OBJECTIVE:
Repeat each line exactly as it is written.

Start DATA LINES

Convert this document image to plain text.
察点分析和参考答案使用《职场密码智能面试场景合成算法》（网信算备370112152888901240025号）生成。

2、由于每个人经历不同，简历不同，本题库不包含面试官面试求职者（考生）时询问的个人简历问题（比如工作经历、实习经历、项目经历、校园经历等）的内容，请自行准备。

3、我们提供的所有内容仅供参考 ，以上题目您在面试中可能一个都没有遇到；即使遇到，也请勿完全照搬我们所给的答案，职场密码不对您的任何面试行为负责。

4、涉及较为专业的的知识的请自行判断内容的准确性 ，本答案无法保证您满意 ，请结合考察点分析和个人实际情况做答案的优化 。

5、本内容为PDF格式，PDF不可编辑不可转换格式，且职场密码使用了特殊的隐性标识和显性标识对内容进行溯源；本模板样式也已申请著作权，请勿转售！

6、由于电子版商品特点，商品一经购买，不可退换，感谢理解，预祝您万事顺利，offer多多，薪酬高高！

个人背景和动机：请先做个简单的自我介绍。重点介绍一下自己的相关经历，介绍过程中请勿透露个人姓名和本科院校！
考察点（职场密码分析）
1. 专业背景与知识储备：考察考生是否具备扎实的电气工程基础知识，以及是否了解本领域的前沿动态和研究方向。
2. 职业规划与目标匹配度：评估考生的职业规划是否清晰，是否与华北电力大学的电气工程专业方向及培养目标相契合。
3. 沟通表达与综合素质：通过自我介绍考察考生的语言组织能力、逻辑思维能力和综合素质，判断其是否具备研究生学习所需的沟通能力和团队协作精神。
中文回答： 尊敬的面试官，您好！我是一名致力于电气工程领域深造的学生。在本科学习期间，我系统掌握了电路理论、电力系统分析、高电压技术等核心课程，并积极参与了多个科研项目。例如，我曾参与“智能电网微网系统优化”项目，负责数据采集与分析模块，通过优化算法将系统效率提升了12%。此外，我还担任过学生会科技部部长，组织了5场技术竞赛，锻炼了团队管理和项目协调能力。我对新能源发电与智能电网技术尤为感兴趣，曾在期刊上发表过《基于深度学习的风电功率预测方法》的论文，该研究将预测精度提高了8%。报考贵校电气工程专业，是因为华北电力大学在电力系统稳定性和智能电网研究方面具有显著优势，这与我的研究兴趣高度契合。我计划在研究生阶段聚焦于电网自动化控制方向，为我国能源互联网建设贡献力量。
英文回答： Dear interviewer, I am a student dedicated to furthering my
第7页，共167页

End DATA LINES

TASK ANSWER:
Convert this document image to plain text.
察点分析和参考答案使用《职场密码智能面试场景合成算法》（网信算备370112152888901240025号）生成。

2、由于每个人经历不同，简历不同，本题库不包含面试官面试求职者（考生）时询问的个人简历问题（比如工作经历、实习经历、项目经历、校园经历等）的内容，请自行准备。

3、我们提供的所有内容仅供参考 ，以上题目您在面试中可能一个都没有遇到；即使遇到，也请勿完全照搬我们所给的答案，职场密码不对您的任何面试行为负责。

4、涉及较为专业的的知识的请自行判断内容的准确性 ，本答案无法保证您满意 ，请结合考察点分析和个人实际情况做答案的优化 。

5、本内容为PDF格式，PDF不可编辑不可转换格式，且职场密码使用了特殊的隐性标识和显性标识对内容进行溯源；本模板样式也已申请著作权，请勿转售！

6、由于电子版商品特点，商品一经购买，不可退换，感谢理解，预祝您万事顺利，offer多多，薪酬高高！

个人背景和动机：请先做个简单的自我介绍。重点介绍一下自己的相关经历，介绍过程中请勿透露个人姓名和本科院校！
考察点（职场密码分析）
1. 专业背景与知识储备：考察考生是否具备扎实的电气工程基础知识，以及是否了解本领域的前沿动态和研究方向。
2. 职业规划与目标匹配度：评估考生的职业规划是否清晰，是否与华北电力大学的电气工程专业方向及培养目标相契合。
3. 沟通表达与综合素质：通过自我介绍考察考生的语言组织能力、逻辑思维能力和综合素质，判断其是否具备研究生学习所需的沟通能力和团队协作精神。
中文回答： 尊敬的面试官，您好！我是一名致力于电气工程领域深造的学生。在本科学习期间，我系统掌握了电路理论、电力系统分析、高电压技术等核心课程，并积极参与了多个科研项目。例如，我曾参与“智能电网微网系统优化”项目，负责数据采集与分析模块，通过优化算法将系统效率提升了12%。此外，我还担任过学生会科技部部长，组织了5场技术竞赛，锻炼了团队管理和项目协调能力。我对新能源发电与智能电网技术尤为感兴趣，曾在期刊上发表过《基于深度学习的风电功率预测方法》的论文，该研究将预测精度提高了8%。报考贵校电气工程专业，是因为华北电力大学在电力系统稳定性和智能电网研究方面具有显著优势，这与我的研究兴趣高度契合。我计划在研究生阶段聚焦于电网自动化控制方向，为我国能源互联网建设贡献力量。
英文回答： Dear interviewer, I am a student dedicated to furthering my
第7页，共167页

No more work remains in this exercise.